DATA LISTING -
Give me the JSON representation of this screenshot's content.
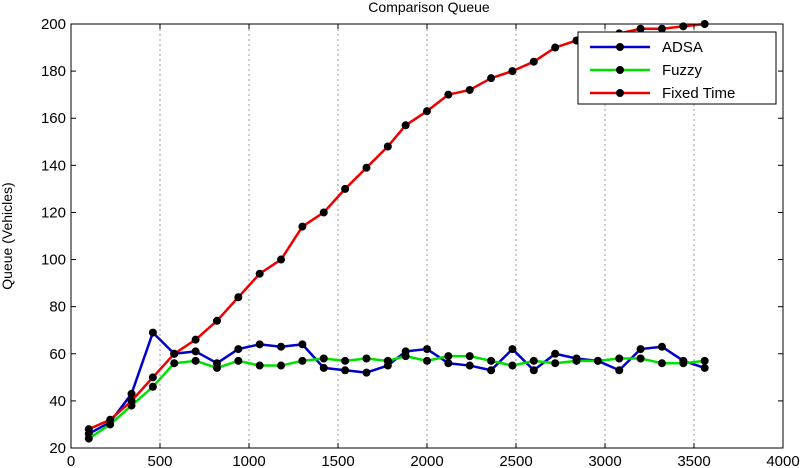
{
  "chart_data": {
    "type": "line",
    "title": "Comparison Queue",
    "xlabel": "",
    "ylabel": "Queue (Vehicles)",
    "xlim": [
      0,
      4000
    ],
    "ylim": [
      20,
      200
    ],
    "xticks": [
      "0",
      "500",
      "1000",
      "1500",
      "2000",
      "2500",
      "3000",
      "3500",
      "4000"
    ],
    "yticks": [
      "20",
      "40",
      "60",
      "80",
      "100",
      "120",
      "140",
      "160",
      "180",
      "200"
    ],
    "grid": "vertical dashed",
    "legend_position": "top-right",
    "x": [
      100,
      220,
      340,
      460,
      580,
      700,
      820,
      940,
      1060,
      1180,
      1300,
      1420,
      1540,
      1660,
      1780,
      1880,
      2000,
      2120,
      2240,
      2360,
      2480,
      2600,
      2720,
      2840,
      2960,
      3080,
      3200,
      3320,
      3440,
      3560
    ],
    "series": [
      {
        "name": "ADSA",
        "color": "#0000cc",
        "values": [
          26,
          31,
          43,
          69,
          60,
          61,
          56,
          62,
          64,
          63,
          64,
          54,
          53,
          52,
          55,
          61,
          62,
          56,
          55,
          53,
          62,
          53,
          60,
          58,
          57,
          53,
          62,
          63,
          57,
          54
        ]
      },
      {
        "name": "Fuzzy",
        "color": "#00e000",
        "values": [
          24,
          30,
          38,
          46,
          56,
          57,
          54,
          57,
          55,
          55,
          57,
          58,
          57,
          58,
          57,
          59,
          57,
          59,
          59,
          57,
          55,
          57,
          56,
          57,
          57,
          58,
          58,
          56,
          56,
          57
        ]
      },
      {
        "name": "Fixed Time",
        "color": "#ee0000",
        "values": [
          28,
          32,
          40,
          50,
          60,
          66,
          74,
          84,
          94,
          100,
          114,
          120,
          130,
          139,
          148,
          157,
          163,
          170,
          172,
          177,
          180,
          184,
          190,
          193,
          195,
          196,
          198,
          198,
          199,
          200
        ]
      }
    ]
  }
}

EXERCISE REQUIREMENTS - Transcribe the entries above verbatim, omitting their pictures.

ANSWER TO THE EXERCISE -
Give me the JSON representation of this screenshot's content.
{
  "chart_data": {
    "type": "line",
    "title": "Comparison Queue",
    "xlabel": "",
    "ylabel": "Queue (Vehicles)",
    "xlim": [
      0,
      4000
    ],
    "ylim": [
      20,
      200
    ],
    "xticks": [
      "0",
      "500",
      "1000",
      "1500",
      "2000",
      "2500",
      "3000",
      "3500",
      "4000"
    ],
    "yticks": [
      "20",
      "40",
      "60",
      "80",
      "100",
      "120",
      "140",
      "160",
      "180",
      "200"
    ],
    "grid": "vertical dashed",
    "legend_position": "top-right",
    "x": [
      100,
      220,
      340,
      460,
      580,
      700,
      820,
      940,
      1060,
      1180,
      1300,
      1420,
      1540,
      1660,
      1780,
      1880,
      2000,
      2120,
      2240,
      2360,
      2480,
      2600,
      2720,
      2840,
      2960,
      3080,
      3200,
      3320,
      3440,
      3560
    ],
    "series": [
      {
        "name": "ADSA",
        "color": "#0000cc",
        "values": [
          26,
          31,
          43,
          69,
          60,
          61,
          56,
          62,
          64,
          63,
          64,
          54,
          53,
          52,
          55,
          61,
          62,
          56,
          55,
          53,
          62,
          53,
          60,
          58,
          57,
          53,
          62,
          63,
          57,
          54
        ]
      },
      {
        "name": "Fuzzy",
        "color": "#00e000",
        "values": [
          24,
          30,
          38,
          46,
          56,
          57,
          54,
          57,
          55,
          55,
          57,
          58,
          57,
          58,
          57,
          59,
          57,
          59,
          59,
          57,
          55,
          57,
          56,
          57,
          57,
          58,
          58,
          56,
          56,
          57
        ]
      },
      {
        "name": "Fixed Time",
        "color": "#ee0000",
        "values": [
          28,
          32,
          40,
          50,
          60,
          66,
          74,
          84,
          94,
          100,
          114,
          120,
          130,
          139,
          148,
          157,
          163,
          170,
          172,
          177,
          180,
          184,
          190,
          193,
          195,
          196,
          198,
          198,
          199,
          200
        ]
      }
    ]
  }
}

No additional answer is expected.